(Data listing)
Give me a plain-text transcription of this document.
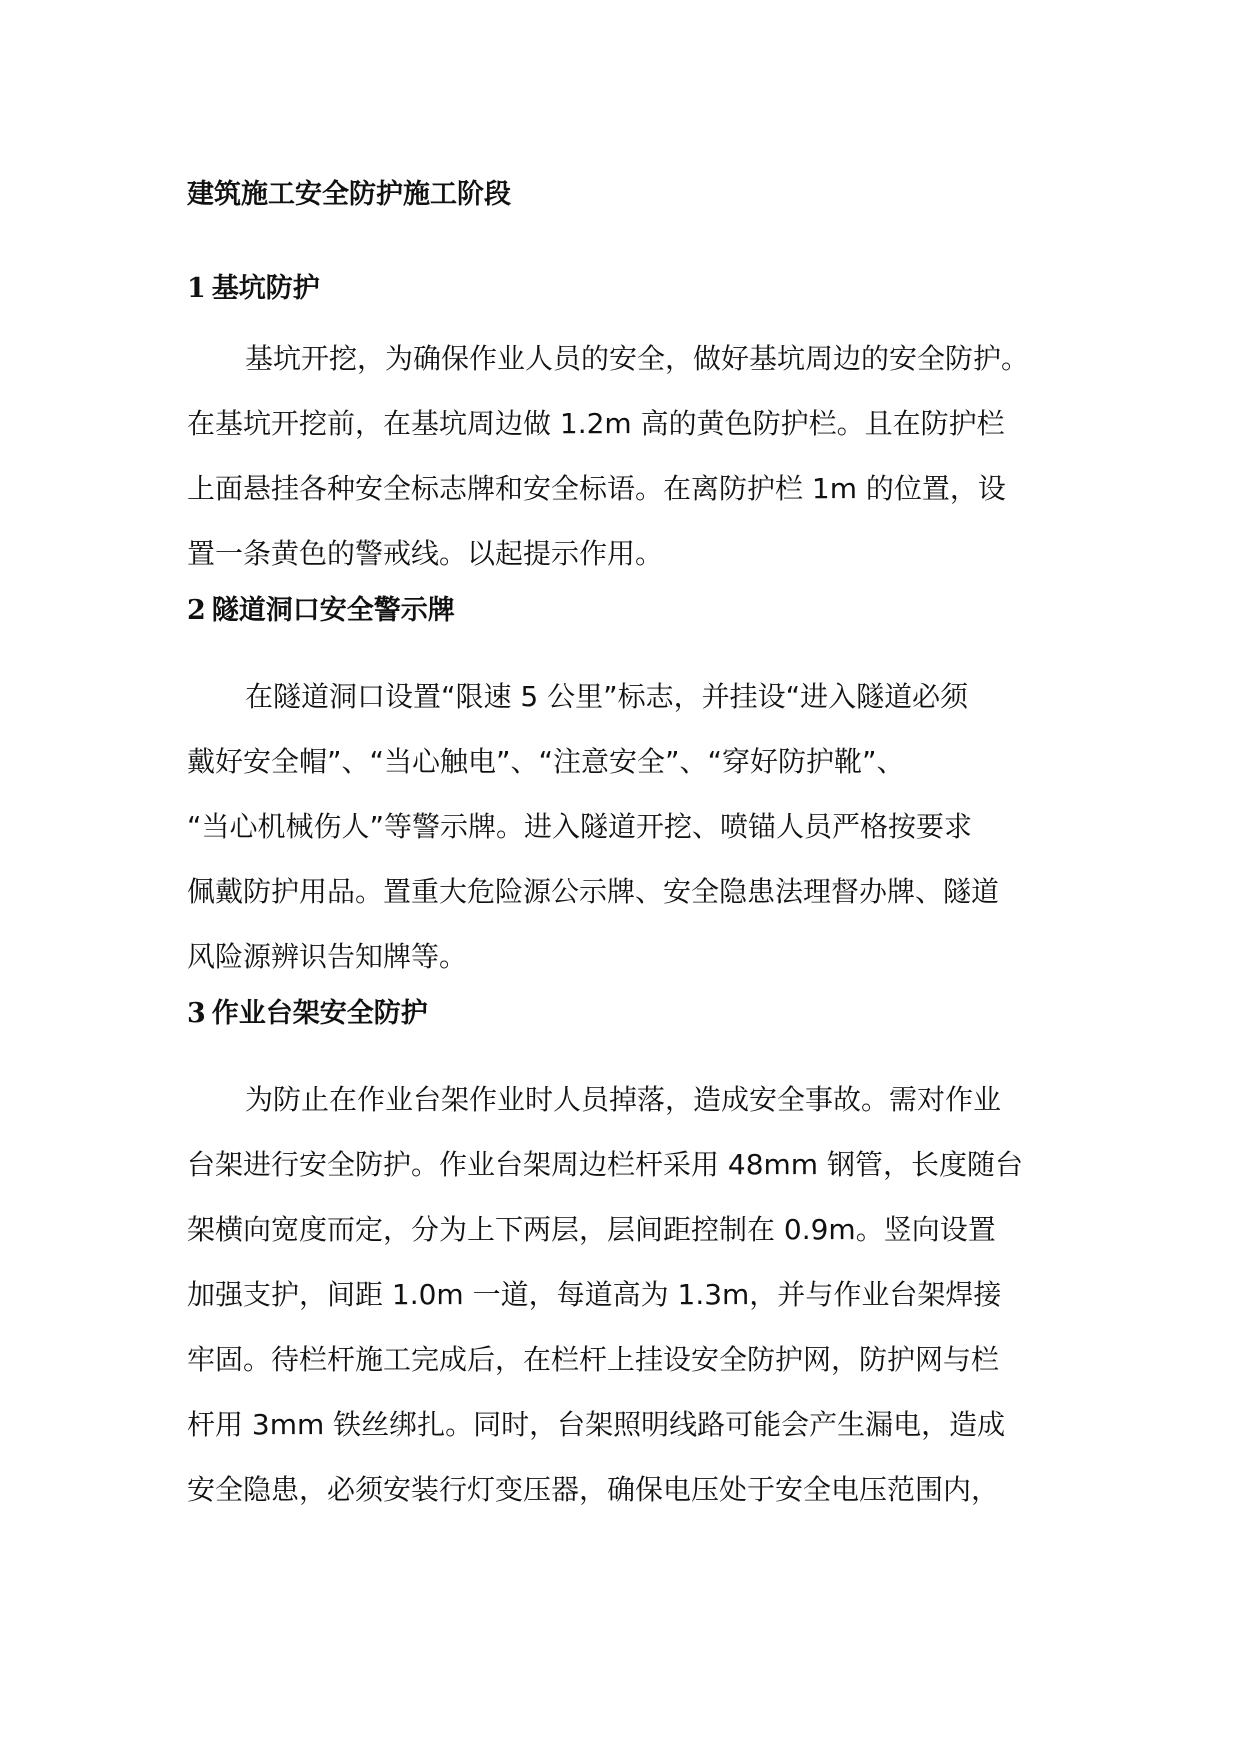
建筑施工安全防护施工阶段
1 基坑防护
基坑开挖，为确保作业人员的安全，做好基坑周边的安全防护。
在基坑开挖前，在基坑周边做 1.2m 高的黄色防护栏。且在防护栏
上面悬挂各种安全标志牌和安全标语。在离防护栏 1m 的位置，设
置一条黄色的警戒线。以起提示作用。
2 隧道洞口安全警示牌
在隧道洞口设置“限速 5 公里”标志，并挂设“进入隧道必须
戴好安全帽”、“当心触电”、“注意安全”、“穿好防护靴”、
“当心机械伤人”等警示牌。进入隧道开挖、喷锚人员严格按要求
佩戴防护用品。置重大危险源公示牌、安全隐患法理督办牌、隧道
风险源辨识告知牌等。
3 作业台架安全防护
为防止在作业台架作业时人员掉落，造成安全事故。需对作业
台架进行安全防护。作业台架周边栏杆采用 48mm 钢管，长度随台
架横向宽度而定，分为上下两层，层间距控制在 0.9m。竖向设置
加强支护，间距 1.0m 一道，每道高为 1.3m，并与作业台架焊接
牢固。待栏杆施工完成后，在栏杆上挂设安全防护网，防护网与栏
杆用 3mm 铁丝绑扎。同时，台架照明线路可能会产生漏电，造成
安全隐患，必须安装行灯变压器，确保电压处于安全电压范围内，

*Problem requirements*. Restate the records above in full, word for word. Keep pictures out.

*Reply*.
Give me a plain-text transcription of this document.
建筑施工安全防护施工阶段
1 基坑防护
基坑开挖，为确保作业人员的安全，做好基坑周边的安全防护。
在基坑开挖前，在基坑周边做 1.2m 高的黄色防护栏。且在防护栏
上面悬挂各种安全标志牌和安全标语。在离防护栏 1m 的位置，设
置一条黄色的警戒线。以起提示作用。
2 隧道洞口安全警示牌
在隧道洞口设置“限速 5 公里”标志，并挂设“进入隧道必须
戴好安全帽”、“当心触电”、“注意安全”、“穿好防护靴”、
“当心机械伤人”等警示牌。进入隧道开挖、喷锚人员严格按要求
佩戴防护用品。置重大危险源公示牌、安全隐患法理督办牌、隧道
风险源辨识告知牌等。
3 作业台架安全防护
为防止在作业台架作业时人员掉落，造成安全事故。需对作业
台架进行安全防护。作业台架周边栏杆采用 48mm 钢管，长度随台
架横向宽度而定，分为上下两层，层间距控制在 0.9m。竖向设置
加强支护，间距 1.0m 一道，每道高为 1.3m，并与作业台架焊接
牢固。待栏杆施工完成后，在栏杆上挂设安全防护网，防护网与栏
杆用 3mm 铁丝绑扎。同时，台架照明线路可能会产生漏电，造成
安全隐患，必须安装行灯变压器，确保电压处于安全电压范围内，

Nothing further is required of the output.